━━━━━ Material shown ━━━━━
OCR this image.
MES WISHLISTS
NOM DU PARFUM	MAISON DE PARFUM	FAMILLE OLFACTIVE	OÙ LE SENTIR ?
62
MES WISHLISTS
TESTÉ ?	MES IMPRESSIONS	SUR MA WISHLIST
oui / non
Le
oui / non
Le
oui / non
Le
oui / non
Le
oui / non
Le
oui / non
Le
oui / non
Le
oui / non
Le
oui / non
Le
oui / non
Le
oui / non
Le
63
━━━━━
* **Exercise instructions**
All entries shown above should be printed again exactly.

* **The completed task**
OCR this image.
MES WISHLISTS
NOM DU PARFUM	MAISON DE PARFUM	FAMILLE OLFACTIVE	OÙ LE SENTIR ?
62
MES WISHLISTS
TESTÉ ?	MES IMPRESSIONS	SUR MA WISHLIST
oui / non
Le
oui / non
Le
oui / non
Le
oui / non
Le
oui / non
Le
oui / non
Le
oui / non
Le
oui / non
Le
oui / non
Le
oui / non
Le
oui / non
Le
63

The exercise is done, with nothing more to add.